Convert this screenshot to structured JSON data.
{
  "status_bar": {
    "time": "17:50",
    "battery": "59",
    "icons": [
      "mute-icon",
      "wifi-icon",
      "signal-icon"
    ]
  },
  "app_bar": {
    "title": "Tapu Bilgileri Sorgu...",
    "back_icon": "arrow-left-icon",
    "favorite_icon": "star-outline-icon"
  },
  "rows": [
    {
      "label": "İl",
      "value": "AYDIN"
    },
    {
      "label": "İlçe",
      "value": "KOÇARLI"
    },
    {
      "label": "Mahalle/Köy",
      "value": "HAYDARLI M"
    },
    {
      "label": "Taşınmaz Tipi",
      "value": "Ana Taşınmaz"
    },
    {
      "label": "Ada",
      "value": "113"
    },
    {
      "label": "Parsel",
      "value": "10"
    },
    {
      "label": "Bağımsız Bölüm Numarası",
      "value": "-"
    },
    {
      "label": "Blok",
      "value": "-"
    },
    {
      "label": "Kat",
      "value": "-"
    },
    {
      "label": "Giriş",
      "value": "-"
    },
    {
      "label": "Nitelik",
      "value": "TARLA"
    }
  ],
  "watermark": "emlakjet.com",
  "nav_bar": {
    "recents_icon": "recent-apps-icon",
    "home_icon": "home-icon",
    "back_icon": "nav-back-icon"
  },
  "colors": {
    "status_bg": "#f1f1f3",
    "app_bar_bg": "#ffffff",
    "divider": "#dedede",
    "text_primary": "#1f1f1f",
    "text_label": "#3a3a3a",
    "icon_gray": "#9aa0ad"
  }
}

•••

**What you need to do**
Print the entries exactly. Include every one.

**Task output**
Convert this screenshot to structured JSON data.
{
  "status_bar": {
    "time": "17:50",
    "battery": "59",
    "icons": [
      "mute-icon",
      "wifi-icon",
      "signal-icon"
    ]
  },
  "app_bar": {
    "title": "Tapu Bilgileri Sorgu...",
    "back_icon": "arrow-left-icon",
    "favorite_icon": "star-outline-icon"
  },
  "rows": [
    {
      "label": "İl",
      "value": "AYDIN"
    },
    {
      "label": "İlçe",
      "value": "KOÇARLI"
    },
    {
      "label": "Mahalle/Köy",
      "value": "HAYDARLI M"
    },
    {
      "label": "Taşınmaz Tipi",
      "value": "Ana Taşınmaz"
    },
    {
      "label": "Ada",
      "value": "113"
    },
    {
      "label": "Parsel",
      "value": "10"
    },
    {
      "label": "Bağımsız Bölüm Numarası",
      "value": "-"
    },
    {
      "label": "Blok",
      "value": "-"
    },
    {
      "label": "Kat",
      "value": "-"
    },
    {
      "label": "Giriş",
      "value": "-"
    },
    {
      "label": "Nitelik",
      "value": "TARLA"
    }
  ],
  "watermark": "emlakjet.com",
  "nav_bar": {
    "recents_icon": "recent-apps-icon",
    "home_icon": "home-icon",
    "back_icon": "nav-back-icon"
  },
  "colors": {
    "status_bg": "#f1f1f3",
    "app_bar_bg": "#ffffff",
    "divider": "#dedede",
    "text_primary": "#1f1f1f",
    "text_label": "#3a3a3a",
    "icon_gray": "#9aa0ad"
  }
}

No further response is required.